"""
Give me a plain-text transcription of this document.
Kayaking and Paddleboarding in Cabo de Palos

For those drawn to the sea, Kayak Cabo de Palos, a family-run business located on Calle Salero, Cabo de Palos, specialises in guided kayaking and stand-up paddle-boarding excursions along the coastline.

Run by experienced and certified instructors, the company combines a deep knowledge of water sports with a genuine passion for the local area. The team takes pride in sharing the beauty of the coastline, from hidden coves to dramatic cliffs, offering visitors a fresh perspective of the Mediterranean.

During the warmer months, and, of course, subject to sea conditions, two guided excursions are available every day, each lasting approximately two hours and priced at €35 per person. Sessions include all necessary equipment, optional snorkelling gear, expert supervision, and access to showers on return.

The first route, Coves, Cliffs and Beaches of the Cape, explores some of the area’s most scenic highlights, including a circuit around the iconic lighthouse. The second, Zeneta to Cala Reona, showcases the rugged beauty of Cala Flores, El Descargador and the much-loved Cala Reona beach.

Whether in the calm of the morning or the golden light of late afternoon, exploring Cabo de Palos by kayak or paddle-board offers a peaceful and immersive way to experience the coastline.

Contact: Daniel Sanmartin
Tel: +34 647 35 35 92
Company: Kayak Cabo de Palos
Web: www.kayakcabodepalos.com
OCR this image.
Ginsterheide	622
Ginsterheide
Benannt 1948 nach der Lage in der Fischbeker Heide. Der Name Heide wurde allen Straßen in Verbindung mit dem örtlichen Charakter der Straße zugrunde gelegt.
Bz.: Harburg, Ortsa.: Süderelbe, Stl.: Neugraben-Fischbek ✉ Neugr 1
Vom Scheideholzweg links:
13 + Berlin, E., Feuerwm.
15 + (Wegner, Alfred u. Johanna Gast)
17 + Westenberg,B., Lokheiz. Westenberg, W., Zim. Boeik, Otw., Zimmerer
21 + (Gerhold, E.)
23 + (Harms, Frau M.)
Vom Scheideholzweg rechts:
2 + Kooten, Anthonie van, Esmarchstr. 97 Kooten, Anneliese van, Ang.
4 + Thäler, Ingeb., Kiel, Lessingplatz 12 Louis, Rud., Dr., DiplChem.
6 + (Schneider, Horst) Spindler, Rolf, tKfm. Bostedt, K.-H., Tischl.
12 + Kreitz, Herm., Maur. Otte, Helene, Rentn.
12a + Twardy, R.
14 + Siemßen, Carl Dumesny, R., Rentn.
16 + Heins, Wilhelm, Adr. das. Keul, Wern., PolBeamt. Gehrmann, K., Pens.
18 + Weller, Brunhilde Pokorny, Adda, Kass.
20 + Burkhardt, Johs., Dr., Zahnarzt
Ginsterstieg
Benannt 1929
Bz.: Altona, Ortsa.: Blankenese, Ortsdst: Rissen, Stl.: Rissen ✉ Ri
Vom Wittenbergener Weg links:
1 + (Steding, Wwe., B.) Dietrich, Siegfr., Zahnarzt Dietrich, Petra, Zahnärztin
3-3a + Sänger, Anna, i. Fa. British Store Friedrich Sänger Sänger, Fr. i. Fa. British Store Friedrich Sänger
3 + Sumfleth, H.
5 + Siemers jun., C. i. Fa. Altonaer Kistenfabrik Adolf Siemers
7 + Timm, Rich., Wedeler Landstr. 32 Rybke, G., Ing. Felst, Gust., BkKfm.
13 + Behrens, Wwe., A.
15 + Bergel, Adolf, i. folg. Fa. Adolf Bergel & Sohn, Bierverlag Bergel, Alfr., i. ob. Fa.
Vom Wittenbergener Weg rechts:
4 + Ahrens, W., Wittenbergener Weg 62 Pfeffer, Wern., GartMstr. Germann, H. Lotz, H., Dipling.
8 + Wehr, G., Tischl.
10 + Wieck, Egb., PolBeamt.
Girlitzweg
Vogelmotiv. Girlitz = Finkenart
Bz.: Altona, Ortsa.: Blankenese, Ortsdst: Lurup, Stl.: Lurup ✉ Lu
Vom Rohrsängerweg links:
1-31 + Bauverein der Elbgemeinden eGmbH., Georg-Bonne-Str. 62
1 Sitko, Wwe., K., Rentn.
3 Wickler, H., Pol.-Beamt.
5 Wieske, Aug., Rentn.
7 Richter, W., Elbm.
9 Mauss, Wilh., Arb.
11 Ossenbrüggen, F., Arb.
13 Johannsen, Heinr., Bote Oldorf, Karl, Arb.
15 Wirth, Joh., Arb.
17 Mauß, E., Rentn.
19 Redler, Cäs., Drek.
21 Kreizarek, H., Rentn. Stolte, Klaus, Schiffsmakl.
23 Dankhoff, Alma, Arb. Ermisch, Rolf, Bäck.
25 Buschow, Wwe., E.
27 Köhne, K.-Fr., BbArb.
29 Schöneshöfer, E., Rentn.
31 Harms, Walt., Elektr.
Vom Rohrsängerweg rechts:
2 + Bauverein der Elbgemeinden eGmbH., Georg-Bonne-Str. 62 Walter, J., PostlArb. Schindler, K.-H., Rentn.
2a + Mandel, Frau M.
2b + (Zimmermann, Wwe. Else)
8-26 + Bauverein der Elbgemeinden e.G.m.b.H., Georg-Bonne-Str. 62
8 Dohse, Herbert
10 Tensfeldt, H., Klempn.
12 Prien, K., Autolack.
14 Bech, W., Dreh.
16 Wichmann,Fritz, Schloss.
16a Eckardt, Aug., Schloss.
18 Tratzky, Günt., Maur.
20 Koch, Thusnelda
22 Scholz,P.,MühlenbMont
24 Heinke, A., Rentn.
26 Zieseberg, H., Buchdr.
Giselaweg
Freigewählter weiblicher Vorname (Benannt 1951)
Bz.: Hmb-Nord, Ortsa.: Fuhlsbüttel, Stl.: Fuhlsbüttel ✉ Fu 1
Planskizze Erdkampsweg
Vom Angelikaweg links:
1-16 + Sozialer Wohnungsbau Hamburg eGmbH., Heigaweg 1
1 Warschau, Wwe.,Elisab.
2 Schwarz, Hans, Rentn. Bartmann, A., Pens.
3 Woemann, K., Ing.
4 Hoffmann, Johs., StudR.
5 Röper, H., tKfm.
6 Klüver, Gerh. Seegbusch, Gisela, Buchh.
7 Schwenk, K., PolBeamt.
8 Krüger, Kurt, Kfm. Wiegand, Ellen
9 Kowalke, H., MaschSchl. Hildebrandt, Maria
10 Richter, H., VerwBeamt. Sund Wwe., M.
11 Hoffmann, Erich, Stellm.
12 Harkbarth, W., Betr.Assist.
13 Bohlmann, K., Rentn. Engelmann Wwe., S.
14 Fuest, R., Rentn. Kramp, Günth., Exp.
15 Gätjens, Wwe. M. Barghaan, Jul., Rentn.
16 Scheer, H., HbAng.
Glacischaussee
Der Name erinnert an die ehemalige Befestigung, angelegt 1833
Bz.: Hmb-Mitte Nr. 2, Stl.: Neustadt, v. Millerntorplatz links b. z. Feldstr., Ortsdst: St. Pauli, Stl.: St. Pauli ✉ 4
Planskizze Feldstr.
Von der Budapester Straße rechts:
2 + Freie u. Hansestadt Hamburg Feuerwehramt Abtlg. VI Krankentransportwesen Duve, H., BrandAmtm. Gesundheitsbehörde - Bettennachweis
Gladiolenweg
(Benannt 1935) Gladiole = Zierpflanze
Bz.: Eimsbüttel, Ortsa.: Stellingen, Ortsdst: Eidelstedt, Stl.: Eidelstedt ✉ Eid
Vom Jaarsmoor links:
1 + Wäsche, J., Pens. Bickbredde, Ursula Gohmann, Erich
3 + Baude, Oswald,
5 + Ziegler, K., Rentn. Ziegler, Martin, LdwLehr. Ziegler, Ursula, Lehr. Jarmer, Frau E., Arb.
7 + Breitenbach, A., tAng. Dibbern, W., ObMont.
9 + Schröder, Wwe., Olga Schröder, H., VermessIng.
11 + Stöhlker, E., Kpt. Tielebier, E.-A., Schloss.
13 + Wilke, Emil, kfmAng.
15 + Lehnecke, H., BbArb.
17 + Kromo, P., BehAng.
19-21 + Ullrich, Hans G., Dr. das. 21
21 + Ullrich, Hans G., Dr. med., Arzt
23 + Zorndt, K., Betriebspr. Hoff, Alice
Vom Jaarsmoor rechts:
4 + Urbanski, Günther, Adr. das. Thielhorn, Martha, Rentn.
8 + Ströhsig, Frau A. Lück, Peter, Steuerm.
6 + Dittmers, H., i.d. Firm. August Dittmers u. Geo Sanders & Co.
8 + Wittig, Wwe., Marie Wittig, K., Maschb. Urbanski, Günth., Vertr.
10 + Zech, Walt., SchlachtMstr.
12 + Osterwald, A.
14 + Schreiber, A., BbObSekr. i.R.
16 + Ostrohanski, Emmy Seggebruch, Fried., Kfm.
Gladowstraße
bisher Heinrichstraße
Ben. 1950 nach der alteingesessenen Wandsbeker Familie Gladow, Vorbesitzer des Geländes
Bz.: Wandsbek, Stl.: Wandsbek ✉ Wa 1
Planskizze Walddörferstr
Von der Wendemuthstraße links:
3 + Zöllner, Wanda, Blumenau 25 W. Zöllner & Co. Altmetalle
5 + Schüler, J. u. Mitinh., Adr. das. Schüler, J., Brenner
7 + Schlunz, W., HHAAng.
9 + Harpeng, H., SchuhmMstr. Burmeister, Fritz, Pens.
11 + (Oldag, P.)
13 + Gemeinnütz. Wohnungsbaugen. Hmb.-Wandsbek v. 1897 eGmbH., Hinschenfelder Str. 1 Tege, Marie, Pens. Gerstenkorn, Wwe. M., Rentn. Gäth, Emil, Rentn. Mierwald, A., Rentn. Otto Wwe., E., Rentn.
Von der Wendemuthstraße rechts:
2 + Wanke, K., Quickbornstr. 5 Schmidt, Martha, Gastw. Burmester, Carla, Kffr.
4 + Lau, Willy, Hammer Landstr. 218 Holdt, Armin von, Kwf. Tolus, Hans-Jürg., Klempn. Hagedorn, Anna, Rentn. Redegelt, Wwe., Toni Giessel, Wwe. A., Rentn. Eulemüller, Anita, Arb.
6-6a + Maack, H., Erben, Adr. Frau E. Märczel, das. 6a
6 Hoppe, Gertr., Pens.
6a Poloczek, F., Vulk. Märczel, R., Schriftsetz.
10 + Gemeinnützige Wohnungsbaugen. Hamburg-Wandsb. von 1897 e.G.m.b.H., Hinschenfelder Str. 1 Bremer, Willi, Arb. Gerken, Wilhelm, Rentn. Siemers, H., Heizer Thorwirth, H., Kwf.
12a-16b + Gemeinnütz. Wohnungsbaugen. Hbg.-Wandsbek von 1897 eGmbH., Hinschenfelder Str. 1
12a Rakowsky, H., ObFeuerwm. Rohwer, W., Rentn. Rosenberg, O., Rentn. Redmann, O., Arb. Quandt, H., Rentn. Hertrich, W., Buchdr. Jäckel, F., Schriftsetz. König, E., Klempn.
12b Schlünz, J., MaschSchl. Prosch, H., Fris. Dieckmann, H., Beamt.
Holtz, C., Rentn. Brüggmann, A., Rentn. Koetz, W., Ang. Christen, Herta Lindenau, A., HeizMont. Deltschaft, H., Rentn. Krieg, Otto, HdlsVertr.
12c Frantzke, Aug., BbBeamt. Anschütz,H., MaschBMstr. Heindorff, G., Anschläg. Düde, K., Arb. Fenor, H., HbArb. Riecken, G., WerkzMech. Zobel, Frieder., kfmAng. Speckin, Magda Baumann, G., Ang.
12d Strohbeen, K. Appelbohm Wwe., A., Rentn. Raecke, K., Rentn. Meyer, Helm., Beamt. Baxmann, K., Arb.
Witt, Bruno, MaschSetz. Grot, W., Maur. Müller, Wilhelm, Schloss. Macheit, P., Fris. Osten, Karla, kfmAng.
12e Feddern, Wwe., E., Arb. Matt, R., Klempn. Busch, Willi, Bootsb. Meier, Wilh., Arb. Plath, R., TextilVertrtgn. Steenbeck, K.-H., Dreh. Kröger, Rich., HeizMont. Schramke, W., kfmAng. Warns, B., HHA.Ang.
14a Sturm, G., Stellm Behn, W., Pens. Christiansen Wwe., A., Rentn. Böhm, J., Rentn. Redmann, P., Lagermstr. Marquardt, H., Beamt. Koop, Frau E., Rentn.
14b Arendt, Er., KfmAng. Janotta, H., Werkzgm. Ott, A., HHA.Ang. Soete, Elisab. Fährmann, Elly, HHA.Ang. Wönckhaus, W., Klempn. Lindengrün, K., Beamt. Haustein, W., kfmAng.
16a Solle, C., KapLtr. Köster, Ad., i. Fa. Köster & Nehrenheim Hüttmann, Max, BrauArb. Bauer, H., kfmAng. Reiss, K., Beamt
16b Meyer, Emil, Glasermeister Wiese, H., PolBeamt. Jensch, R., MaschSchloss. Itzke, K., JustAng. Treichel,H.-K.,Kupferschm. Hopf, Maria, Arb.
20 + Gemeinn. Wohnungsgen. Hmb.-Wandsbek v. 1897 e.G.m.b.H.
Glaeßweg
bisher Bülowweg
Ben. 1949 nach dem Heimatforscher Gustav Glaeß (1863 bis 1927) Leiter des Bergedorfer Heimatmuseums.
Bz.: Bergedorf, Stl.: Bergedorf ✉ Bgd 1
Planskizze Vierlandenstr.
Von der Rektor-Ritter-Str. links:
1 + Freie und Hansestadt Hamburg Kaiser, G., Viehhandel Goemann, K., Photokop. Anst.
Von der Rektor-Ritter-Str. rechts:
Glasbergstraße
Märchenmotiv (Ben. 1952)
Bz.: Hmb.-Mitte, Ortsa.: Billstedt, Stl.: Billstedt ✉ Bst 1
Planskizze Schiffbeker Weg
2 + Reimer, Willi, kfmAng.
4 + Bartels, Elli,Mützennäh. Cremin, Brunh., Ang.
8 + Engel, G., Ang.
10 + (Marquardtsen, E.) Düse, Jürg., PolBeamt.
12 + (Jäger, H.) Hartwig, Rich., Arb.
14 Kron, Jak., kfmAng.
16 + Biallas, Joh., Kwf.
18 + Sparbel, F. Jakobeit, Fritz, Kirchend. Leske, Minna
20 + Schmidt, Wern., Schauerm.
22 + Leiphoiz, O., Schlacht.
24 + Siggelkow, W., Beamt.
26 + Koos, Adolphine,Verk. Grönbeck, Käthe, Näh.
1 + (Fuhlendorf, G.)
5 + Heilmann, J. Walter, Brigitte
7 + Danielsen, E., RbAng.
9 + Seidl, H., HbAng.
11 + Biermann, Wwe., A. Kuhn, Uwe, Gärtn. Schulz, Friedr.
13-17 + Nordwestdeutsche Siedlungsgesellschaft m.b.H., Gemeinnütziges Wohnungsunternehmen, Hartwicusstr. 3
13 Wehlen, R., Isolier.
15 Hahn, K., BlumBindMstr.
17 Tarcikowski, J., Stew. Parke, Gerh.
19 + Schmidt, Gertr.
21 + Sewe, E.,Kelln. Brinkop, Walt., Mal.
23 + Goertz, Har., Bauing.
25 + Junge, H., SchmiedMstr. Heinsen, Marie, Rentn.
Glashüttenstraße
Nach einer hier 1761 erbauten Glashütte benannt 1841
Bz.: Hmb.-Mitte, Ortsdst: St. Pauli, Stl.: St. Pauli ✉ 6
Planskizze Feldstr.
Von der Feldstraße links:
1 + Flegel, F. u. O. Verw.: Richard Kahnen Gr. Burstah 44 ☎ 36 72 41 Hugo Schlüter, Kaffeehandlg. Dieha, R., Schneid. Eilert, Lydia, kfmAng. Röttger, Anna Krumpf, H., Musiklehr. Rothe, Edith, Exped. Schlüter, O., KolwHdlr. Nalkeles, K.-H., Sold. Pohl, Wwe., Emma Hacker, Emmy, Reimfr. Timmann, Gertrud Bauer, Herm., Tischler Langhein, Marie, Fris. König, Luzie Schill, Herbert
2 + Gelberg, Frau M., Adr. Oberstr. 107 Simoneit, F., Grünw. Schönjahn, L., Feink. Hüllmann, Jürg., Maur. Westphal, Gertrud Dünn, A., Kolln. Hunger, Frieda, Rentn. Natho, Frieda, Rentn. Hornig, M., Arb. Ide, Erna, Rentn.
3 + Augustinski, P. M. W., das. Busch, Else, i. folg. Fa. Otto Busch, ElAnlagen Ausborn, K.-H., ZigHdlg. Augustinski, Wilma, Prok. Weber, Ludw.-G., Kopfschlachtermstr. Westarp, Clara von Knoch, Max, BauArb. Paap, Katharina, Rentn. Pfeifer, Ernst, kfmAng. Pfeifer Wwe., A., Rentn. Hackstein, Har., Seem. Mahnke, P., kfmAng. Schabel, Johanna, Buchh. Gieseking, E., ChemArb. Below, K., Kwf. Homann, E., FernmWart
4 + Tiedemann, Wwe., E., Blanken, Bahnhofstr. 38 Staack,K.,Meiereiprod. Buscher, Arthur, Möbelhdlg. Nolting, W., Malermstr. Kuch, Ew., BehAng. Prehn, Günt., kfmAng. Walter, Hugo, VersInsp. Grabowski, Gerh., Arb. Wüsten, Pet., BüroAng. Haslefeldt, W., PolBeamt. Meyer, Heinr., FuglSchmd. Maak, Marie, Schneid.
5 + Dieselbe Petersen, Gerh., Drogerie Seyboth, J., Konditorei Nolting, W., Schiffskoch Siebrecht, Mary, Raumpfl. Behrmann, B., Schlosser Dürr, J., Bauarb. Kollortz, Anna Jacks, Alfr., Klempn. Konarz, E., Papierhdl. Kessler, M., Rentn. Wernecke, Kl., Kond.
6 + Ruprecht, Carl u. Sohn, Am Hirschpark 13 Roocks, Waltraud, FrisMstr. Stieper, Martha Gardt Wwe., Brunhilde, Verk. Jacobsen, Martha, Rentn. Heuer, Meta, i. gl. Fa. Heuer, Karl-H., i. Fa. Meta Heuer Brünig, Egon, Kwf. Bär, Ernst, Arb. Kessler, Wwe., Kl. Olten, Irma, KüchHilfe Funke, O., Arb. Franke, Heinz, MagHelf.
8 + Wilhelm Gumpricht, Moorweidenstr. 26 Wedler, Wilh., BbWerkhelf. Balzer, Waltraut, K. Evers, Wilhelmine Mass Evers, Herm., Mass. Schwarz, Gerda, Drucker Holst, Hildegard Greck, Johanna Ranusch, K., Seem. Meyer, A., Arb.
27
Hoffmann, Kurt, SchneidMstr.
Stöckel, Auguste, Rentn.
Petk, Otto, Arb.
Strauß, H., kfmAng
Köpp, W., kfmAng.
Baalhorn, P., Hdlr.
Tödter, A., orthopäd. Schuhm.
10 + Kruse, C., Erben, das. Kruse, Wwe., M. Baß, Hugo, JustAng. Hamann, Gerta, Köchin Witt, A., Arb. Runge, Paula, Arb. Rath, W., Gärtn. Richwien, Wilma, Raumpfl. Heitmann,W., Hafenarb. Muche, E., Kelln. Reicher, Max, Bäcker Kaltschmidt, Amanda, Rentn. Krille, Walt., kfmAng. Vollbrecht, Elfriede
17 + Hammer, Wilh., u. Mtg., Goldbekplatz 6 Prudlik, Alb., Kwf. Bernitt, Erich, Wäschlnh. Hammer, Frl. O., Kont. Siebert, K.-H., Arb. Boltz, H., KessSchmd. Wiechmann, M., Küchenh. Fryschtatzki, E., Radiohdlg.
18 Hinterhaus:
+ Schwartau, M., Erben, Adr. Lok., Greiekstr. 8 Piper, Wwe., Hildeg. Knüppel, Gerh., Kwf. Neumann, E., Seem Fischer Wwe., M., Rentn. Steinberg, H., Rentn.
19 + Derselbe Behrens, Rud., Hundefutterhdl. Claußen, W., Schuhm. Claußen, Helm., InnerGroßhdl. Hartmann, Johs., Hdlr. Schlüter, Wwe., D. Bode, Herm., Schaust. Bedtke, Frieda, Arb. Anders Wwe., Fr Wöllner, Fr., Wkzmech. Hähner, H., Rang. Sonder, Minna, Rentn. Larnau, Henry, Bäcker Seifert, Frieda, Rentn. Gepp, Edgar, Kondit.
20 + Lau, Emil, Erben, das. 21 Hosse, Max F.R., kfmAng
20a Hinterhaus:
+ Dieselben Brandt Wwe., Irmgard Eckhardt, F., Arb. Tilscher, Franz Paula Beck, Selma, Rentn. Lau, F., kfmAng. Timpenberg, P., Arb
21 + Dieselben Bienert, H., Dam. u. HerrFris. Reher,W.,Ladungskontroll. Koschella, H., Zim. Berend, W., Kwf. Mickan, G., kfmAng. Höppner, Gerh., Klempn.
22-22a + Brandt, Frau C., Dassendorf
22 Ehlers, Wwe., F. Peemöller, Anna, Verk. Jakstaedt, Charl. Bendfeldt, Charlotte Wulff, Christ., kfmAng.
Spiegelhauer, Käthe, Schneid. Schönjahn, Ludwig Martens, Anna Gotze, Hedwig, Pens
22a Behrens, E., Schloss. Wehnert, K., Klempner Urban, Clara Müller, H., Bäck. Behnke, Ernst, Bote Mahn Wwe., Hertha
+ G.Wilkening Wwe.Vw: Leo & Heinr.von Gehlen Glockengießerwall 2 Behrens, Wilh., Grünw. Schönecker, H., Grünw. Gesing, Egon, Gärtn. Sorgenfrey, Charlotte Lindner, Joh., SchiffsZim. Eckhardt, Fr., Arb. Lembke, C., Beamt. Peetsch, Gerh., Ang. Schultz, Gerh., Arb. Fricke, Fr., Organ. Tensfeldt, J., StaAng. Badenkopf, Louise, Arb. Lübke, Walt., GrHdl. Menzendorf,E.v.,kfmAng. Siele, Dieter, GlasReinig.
"""
## DIRECTIONS FOR THIS TASK
Each line in the data that holds the string "Brunhilde" should be found and copied.

## REPLY TO THE EXERCISE
18 + Weller, Brunhilde Pokorny, Adda, Kass.
6 + Ruprecht, Carl u. Sohn, Am Hirschpark 13 Roocks, Waltraud, FrisMstr. Stieper, Martha Gardt Wwe., Brunhilde, Verk. Jacobsen, Martha, Rentn. Heuer, Meta, i. gl. Fa. Heuer, Karl-H., i. Fa. Meta Heuer Brünig, Egon, Kwf. Bär, Ernst, Arb. Kessler, Wwe., Kl. Olten, Irma, KüchHilfe Funke, O., Arb. Franke, Heinz, MagHelf.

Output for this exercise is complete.